*Aim:* Give every line back verbatim, dropping all images.

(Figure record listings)
↓↓↓
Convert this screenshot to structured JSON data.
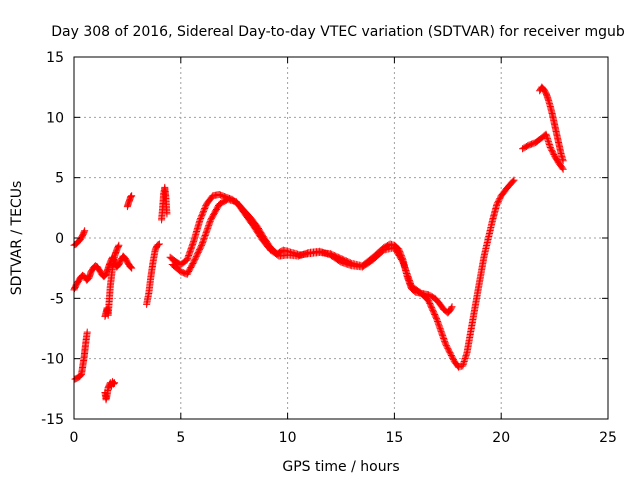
{
  "chart_data": {
    "type": "scatter",
    "title": "Day 308 of 2016, Sidereal Day-to-day VTEC variation (SDTVAR) for receiver mgub",
    "xlabel": "GPS time / hours",
    "ylabel": "SDTVAR / TECUs",
    "xlim": [
      0,
      25
    ],
    "ylim": [
      -15,
      15
    ],
    "x_ticks": [
      0,
      5,
      10,
      15,
      20,
      25
    ],
    "y_ticks": [
      -15,
      -10,
      -5,
      0,
      5,
      10,
      15
    ],
    "grid": true,
    "marker": "+",
    "series": [
      {
        "name": "SDTVAR",
        "color": "#ff0000",
        "segments": [
          {
            "name": "early-upper",
            "x": [
              0.0,
              0.1,
              0.2,
              0.3,
              0.4,
              0.5
            ],
            "y": [
              -0.6,
              -0.5,
              -0.3,
              -0.1,
              0.2,
              0.6
            ]
          },
          {
            "name": "early-main",
            "x": [
              0.0,
              0.1,
              0.2,
              0.3,
              0.4,
              0.5,
              0.6,
              0.7,
              0.8,
              0.9,
              1.0,
              1.1,
              1.2,
              1.3,
              1.4,
              1.5,
              1.6,
              1.7,
              1.8,
              1.9,
              2.0,
              2.1,
              2.2,
              2.3,
              2.4,
              2.5,
              2.6,
              2.7
            ],
            "y": [
              -4.3,
              -3.9,
              -3.6,
              -3.3,
              -3.1,
              -3.2,
              -3.5,
              -3.3,
              -2.8,
              -2.5,
              -2.3,
              -2.4,
              -2.7,
              -3.0,
              -3.2,
              -3.0,
              -2.5,
              -2.0,
              -1.6,
              -2.0,
              -2.4,
              -2.2,
              -1.8,
              -1.5,
              -1.7,
              -2.0,
              -2.3,
              -2.5
            ]
          },
          {
            "name": "early-lower",
            "x": [
              0.05,
              0.15,
              0.25,
              0.35,
              0.42,
              0.48,
              0.53,
              0.58,
              0.62
            ],
            "y": [
              -11.7,
              -11.6,
              -11.5,
              -11.3,
              -10.5,
              -9.8,
              -9.0,
              -8.3,
              -7.8
            ]
          },
          {
            "name": "dip-cluster",
            "x": [
              1.45,
              1.5,
              1.55,
              1.6,
              1.65,
              1.7,
              1.75,
              1.8,
              1.85,
              1.9
            ],
            "y": [
              -12.8,
              -13.4,
              -13.0,
              -12.4,
              -12.2,
              -12.0,
              -12.3,
              -11.9,
              -12.1,
              -12.0
            ]
          },
          {
            "name": "dip-rise",
            "x": [
              1.45,
              1.5,
              1.55,
              1.6,
              1.7,
              1.8,
              1.9,
              2.0,
              2.1
            ],
            "y": [
              -6.5,
              -6.2,
              -5.8,
              -6.4,
              -4.0,
              -2.5,
              -1.5,
              -1.0,
              -0.6
            ]
          },
          {
            "name": "spike-2.6",
            "x": [
              2.5,
              2.55,
              2.6,
              2.65,
              2.7
            ],
            "y": [
              2.6,
              2.9,
              3.1,
              3.4,
              3.5
            ]
          },
          {
            "name": "rise-3.5",
            "x": [
              3.4,
              3.5,
              3.6,
              3.7,
              3.8,
              3.9,
              4.0
            ],
            "y": [
              -5.5,
              -4.6,
              -3.2,
              -2.0,
              -1.0,
              -0.6,
              -0.5
            ]
          },
          {
            "name": "spike-4.2",
            "x": [
              4.1,
              4.15,
              4.2,
              4.25,
              4.3,
              4.35
            ],
            "y": [
              1.5,
              2.5,
              3.7,
              4.2,
              3.4,
              2.0
            ]
          },
          {
            "name": "main-upper",
            "x": [
              4.5,
              4.8,
              5.0,
              5.3,
              5.6,
              5.9,
              6.2,
              6.5,
              6.8,
              7.1,
              7.4,
              7.7,
              8.0,
              8.3,
              8.6,
              8.9,
              9.2,
              9.5,
              9.8,
              10.2,
              10.6,
              11.0,
              11.5,
              12.0,
              12.5,
              13.0,
              13.5,
              14.0,
              14.5,
              14.8,
              15.0,
              15.2,
              15.4,
              15.6,
              15.8,
              16.0,
              16.3,
              16.6,
              16.9,
              17.1,
              17.3,
              17.5,
              17.6,
              17.7
            ],
            "y": [
              -1.6,
              -2.0,
              -2.2,
              -1.8,
              -0.3,
              1.5,
              2.8,
              3.5,
              3.6,
              3.4,
              3.2,
              2.8,
              2.2,
              1.6,
              0.9,
              0.0,
              -0.8,
              -1.3,
              -1.0,
              -1.2,
              -1.4,
              -1.3,
              -1.2,
              -1.3,
              -1.7,
              -2.1,
              -2.3,
              -1.6,
              -0.8,
              -0.5,
              -0.6,
              -0.9,
              -1.8,
              -3.2,
              -4.2,
              -4.5,
              -4.6,
              -4.7,
              -5.0,
              -5.4,
              -5.9,
              -6.2,
              -6.0,
              -5.7
            ]
          },
          {
            "name": "main-lower",
            "x": [
              4.6,
              5.0,
              5.3,
              5.6,
              6.0,
              6.4,
              6.8,
              7.2,
              7.6,
              8.0,
              8.4,
              8.8,
              9.2,
              9.6,
              10.0,
              10.5,
              11.0,
              11.5,
              12.0,
              12.5,
              13.0,
              13.5,
              14.0,
              14.5,
              15.0,
              15.4,
              15.8,
              16.2,
              16.6,
              17.0,
              17.4,
              17.8,
              18.0,
              18.2,
              18.4,
              18.6,
              18.8,
              19.0,
              19.2,
              19.4,
              19.6,
              19.8,
              20.0,
              20.3,
              20.6
            ],
            "y": [
              -2.2,
              -2.8,
              -3.0,
              -2.0,
              -0.5,
              1.5,
              2.8,
              3.2,
              3.0,
              2.0,
              1.0,
              -0.1,
              -1.0,
              -1.5,
              -1.4,
              -1.5,
              -1.2,
              -1.1,
              -1.4,
              -2.0,
              -2.3,
              -2.4,
              -1.8,
              -1.0,
              -0.8,
              -2.0,
              -4.0,
              -4.5,
              -5.2,
              -6.8,
              -8.8,
              -10.2,
              -10.7,
              -10.6,
              -9.5,
              -7.5,
              -5.5,
              -3.5,
              -1.5,
              0.0,
              1.5,
              2.8,
              3.5,
              4.2,
              4.8
            ]
          },
          {
            "name": "late-lower",
            "x": [
              21.0,
              21.3,
              21.6,
              21.9,
              22.1,
              22.3,
              22.5,
              22.7,
              22.9
            ],
            "y": [
              7.4,
              7.7,
              7.9,
              8.3,
              8.6,
              7.5,
              6.8,
              6.2,
              5.7
            ]
          },
          {
            "name": "late-upper",
            "x": [
              21.8,
              21.9,
              22.0,
              22.1,
              22.2,
              22.3,
              22.4,
              22.5,
              22.6,
              22.7,
              22.8,
              22.9
            ],
            "y": [
              12.2,
              12.5,
              12.3,
              12.0,
              11.5,
              10.9,
              10.2,
              9.4,
              8.6,
              7.8,
              7.0,
              6.4
            ]
          }
        ]
      }
    ]
  }
}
↑↑↑
*Solution:*
Convert this screenshot to structured JSON data.
{
  "chart_data": {
    "type": "scatter",
    "title": "Day 308 of 2016, Sidereal Day-to-day VTEC variation (SDTVAR) for receiver mgub",
    "xlabel": "GPS time / hours",
    "ylabel": "SDTVAR / TECUs",
    "xlim": [
      0,
      25
    ],
    "ylim": [
      -15,
      15
    ],
    "x_ticks": [
      0,
      5,
      10,
      15,
      20,
      25
    ],
    "y_ticks": [
      -15,
      -10,
      -5,
      0,
      5,
      10,
      15
    ],
    "grid": true,
    "marker": "+",
    "series": [
      {
        "name": "SDTVAR",
        "color": "#ff0000",
        "segments": [
          {
            "name": "early-upper",
            "x": [
              0.0,
              0.1,
              0.2,
              0.3,
              0.4,
              0.5
            ],
            "y": [
              -0.6,
              -0.5,
              -0.3,
              -0.1,
              0.2,
              0.6
            ]
          },
          {
            "name": "early-main",
            "x": [
              0.0,
              0.1,
              0.2,
              0.3,
              0.4,
              0.5,
              0.6,
              0.7,
              0.8,
              0.9,
              1.0,
              1.1,
              1.2,
              1.3,
              1.4,
              1.5,
              1.6,
              1.7,
              1.8,
              1.9,
              2.0,
              2.1,
              2.2,
              2.3,
              2.4,
              2.5,
              2.6,
              2.7
            ],
            "y": [
              -4.3,
              -3.9,
              -3.6,
              -3.3,
              -3.1,
              -3.2,
              -3.5,
              -3.3,
              -2.8,
              -2.5,
              -2.3,
              -2.4,
              -2.7,
              -3.0,
              -3.2,
              -3.0,
              -2.5,
              -2.0,
              -1.6,
              -2.0,
              -2.4,
              -2.2,
              -1.8,
              -1.5,
              -1.7,
              -2.0,
              -2.3,
              -2.5
            ]
          },
          {
            "name": "early-lower",
            "x": [
              0.05,
              0.15,
              0.25,
              0.35,
              0.42,
              0.48,
              0.53,
              0.58,
              0.62
            ],
            "y": [
              -11.7,
              -11.6,
              -11.5,
              -11.3,
              -10.5,
              -9.8,
              -9.0,
              -8.3,
              -7.8
            ]
          },
          {
            "name": "dip-cluster",
            "x": [
              1.45,
              1.5,
              1.55,
              1.6,
              1.65,
              1.7,
              1.75,
              1.8,
              1.85,
              1.9
            ],
            "y": [
              -12.8,
              -13.4,
              -13.0,
              -12.4,
              -12.2,
              -12.0,
              -12.3,
              -11.9,
              -12.1,
              -12.0
            ]
          },
          {
            "name": "dip-rise",
            "x": [
              1.45,
              1.5,
              1.55,
              1.6,
              1.7,
              1.8,
              1.9,
              2.0,
              2.1
            ],
            "y": [
              -6.5,
              -6.2,
              -5.8,
              -6.4,
              -4.0,
              -2.5,
              -1.5,
              -1.0,
              -0.6
            ]
          },
          {
            "name": "spike-2.6",
            "x": [
              2.5,
              2.55,
              2.6,
              2.65,
              2.7
            ],
            "y": [
              2.6,
              2.9,
              3.1,
              3.4,
              3.5
            ]
          },
          {
            "name": "rise-3.5",
            "x": [
              3.4,
              3.5,
              3.6,
              3.7,
              3.8,
              3.9,
              4.0
            ],
            "y": [
              -5.5,
              -4.6,
              -3.2,
              -2.0,
              -1.0,
              -0.6,
              -0.5
            ]
          },
          {
            "name": "spike-4.2",
            "x": [
              4.1,
              4.15,
              4.2,
              4.25,
              4.3,
              4.35
            ],
            "y": [
              1.5,
              2.5,
              3.7,
              4.2,
              3.4,
              2.0
            ]
          },
          {
            "name": "main-upper",
            "x": [
              4.5,
              4.8,
              5.0,
              5.3,
              5.6,
              5.9,
              6.2,
              6.5,
              6.8,
              7.1,
              7.4,
              7.7,
              8.0,
              8.3,
              8.6,
              8.9,
              9.2,
              9.5,
              9.8,
              10.2,
              10.6,
              11.0,
              11.5,
              12.0,
              12.5,
              13.0,
              13.5,
              14.0,
              14.5,
              14.8,
              15.0,
              15.2,
              15.4,
              15.6,
              15.8,
              16.0,
              16.3,
              16.6,
              16.9,
              17.1,
              17.3,
              17.5,
              17.6,
              17.7
            ],
            "y": [
              -1.6,
              -2.0,
              -2.2,
              -1.8,
              -0.3,
              1.5,
              2.8,
              3.5,
              3.6,
              3.4,
              3.2,
              2.8,
              2.2,
              1.6,
              0.9,
              0.0,
              -0.8,
              -1.3,
              -1.0,
              -1.2,
              -1.4,
              -1.3,
              -1.2,
              -1.3,
              -1.7,
              -2.1,
              -2.3,
              -1.6,
              -0.8,
              -0.5,
              -0.6,
              -0.9,
              -1.8,
              -3.2,
              -4.2,
              -4.5,
              -4.6,
              -4.7,
              -5.0,
              -5.4,
              -5.9,
              -6.2,
              -6.0,
              -5.7
            ]
          },
          {
            "name": "main-lower",
            "x": [
              4.6,
              5.0,
              5.3,
              5.6,
              6.0,
              6.4,
              6.8,
              7.2,
              7.6,
              8.0,
              8.4,
              8.8,
              9.2,
              9.6,
              10.0,
              10.5,
              11.0,
              11.5,
              12.0,
              12.5,
              13.0,
              13.5,
              14.0,
              14.5,
              15.0,
              15.4,
              15.8,
              16.2,
              16.6,
              17.0,
              17.4,
              17.8,
              18.0,
              18.2,
              18.4,
              18.6,
              18.8,
              19.0,
              19.2,
              19.4,
              19.6,
              19.8,
              20.0,
              20.3,
              20.6
            ],
            "y": [
              -2.2,
              -2.8,
              -3.0,
              -2.0,
              -0.5,
              1.5,
              2.8,
              3.2,
              3.0,
              2.0,
              1.0,
              -0.1,
              -1.0,
              -1.5,
              -1.4,
              -1.5,
              -1.2,
              -1.1,
              -1.4,
              -2.0,
              -2.3,
              -2.4,
              -1.8,
              -1.0,
              -0.8,
              -2.0,
              -4.0,
              -4.5,
              -5.2,
              -6.8,
              -8.8,
              -10.2,
              -10.7,
              -10.6,
              -9.5,
              -7.5,
              -5.5,
              -3.5,
              -1.5,
              0.0,
              1.5,
              2.8,
              3.5,
              4.2,
              4.8
            ]
          },
          {
            "name": "late-lower",
            "x": [
              21.0,
              21.3,
              21.6,
              21.9,
              22.1,
              22.3,
              22.5,
              22.7,
              22.9
            ],
            "y": [
              7.4,
              7.7,
              7.9,
              8.3,
              8.6,
              7.5,
              6.8,
              6.2,
              5.7
            ]
          },
          {
            "name": "late-upper",
            "x": [
              21.8,
              21.9,
              22.0,
              22.1,
              22.2,
              22.3,
              22.4,
              22.5,
              22.6,
              22.7,
              22.8,
              22.9
            ],
            "y": [
              12.2,
              12.5,
              12.3,
              12.0,
              11.5,
              10.9,
              10.2,
              9.4,
              8.6,
              7.8,
              7.0,
              6.4
            ]
          }
        ]
      }
    ]
  }
}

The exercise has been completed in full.